- Direction:
Give an exact transcription of every line, dropping the images.

- Data listing:

##############################

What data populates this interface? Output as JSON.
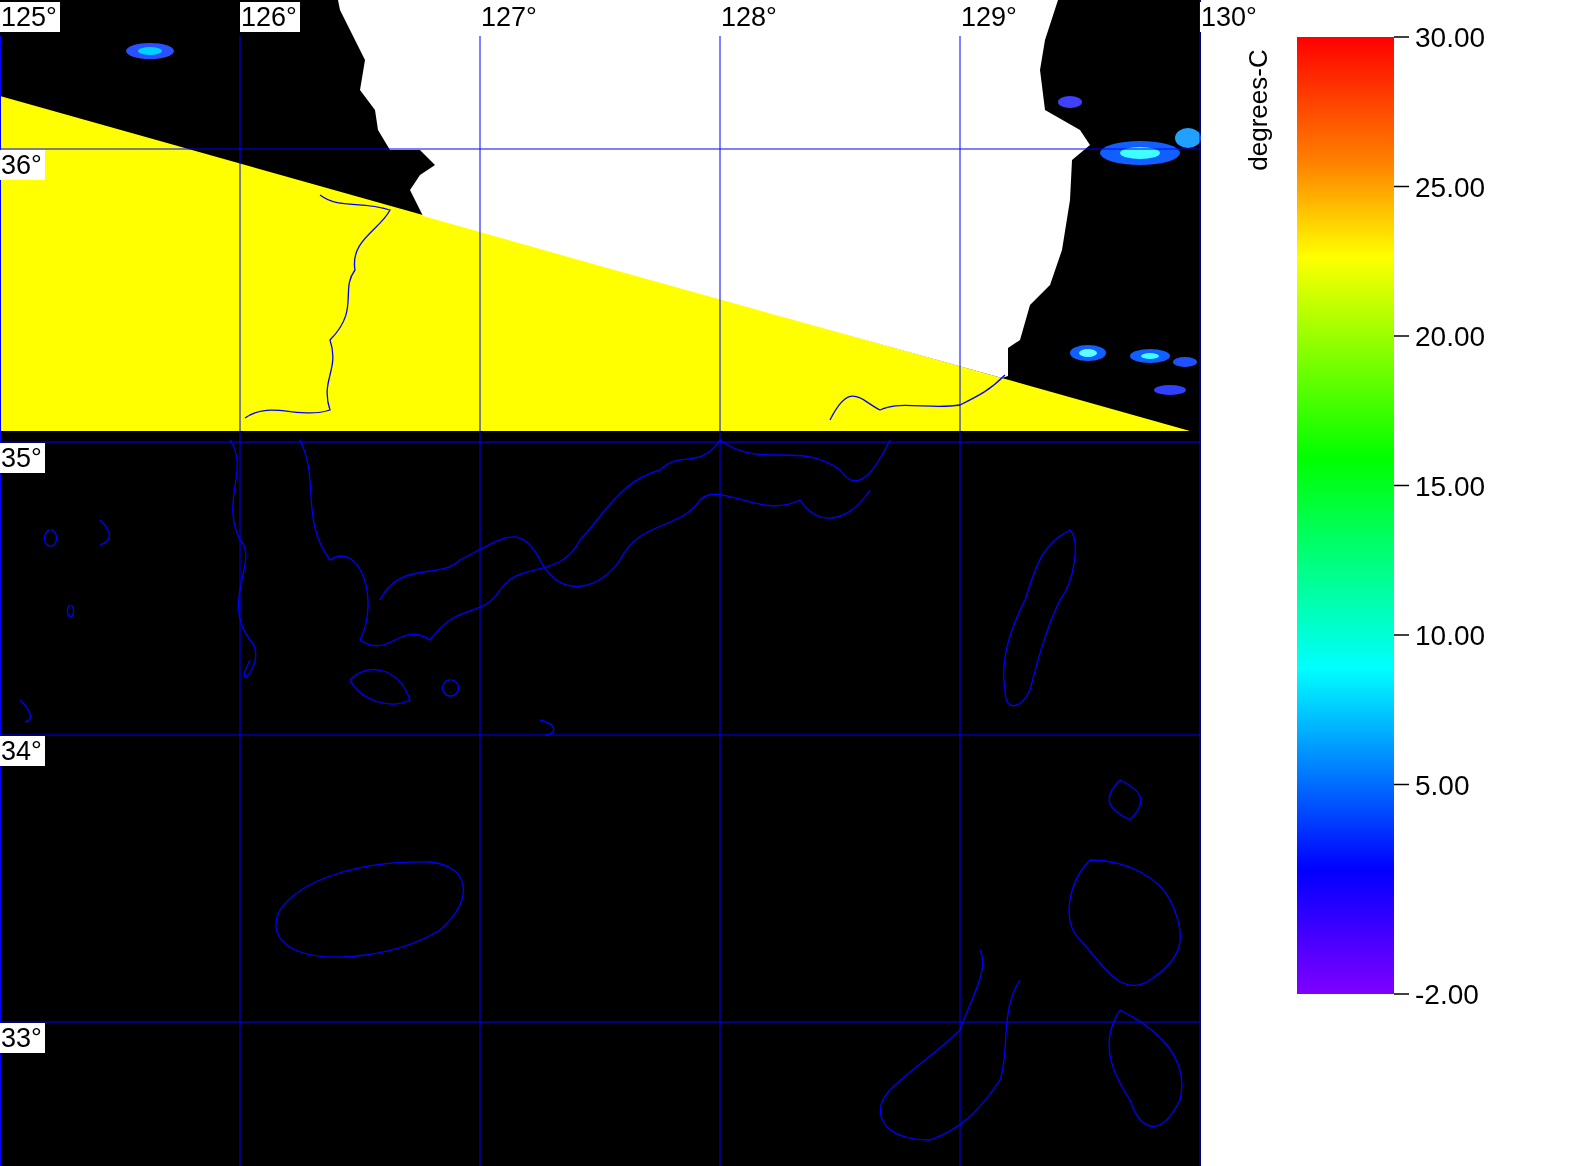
{
  "map": {
    "longitude_labels": [
      "125°",
      "126°",
      "127°",
      "128°",
      "129°",
      "130°"
    ],
    "latitude_labels": [
      "36°",
      "35°",
      "34°",
      "33°"
    ]
  },
  "colorbar": {
    "title": "degrees-C",
    "tick_labels": [
      "30.00",
      "25.00",
      "20.00",
      "15.00",
      "10.00",
      "5.00",
      "-2.00"
    ]
  }
}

##############################

- Written answer:
What data populates this interface? Output as JSON.
{
  "map": {
    "longitude_labels": [
      "125°",
      "126°",
      "127°",
      "128°",
      "129°",
      "130°"
    ],
    "latitude_labels": [
      "36°",
      "35°",
      "34°",
      "33°"
    ]
  },
  "colorbar": {
    "title": "degrees-C",
    "tick_labels": [
      "30.00",
      "25.00",
      "20.00",
      "15.00",
      "10.00",
      "5.00",
      "-2.00"
    ]
  }
}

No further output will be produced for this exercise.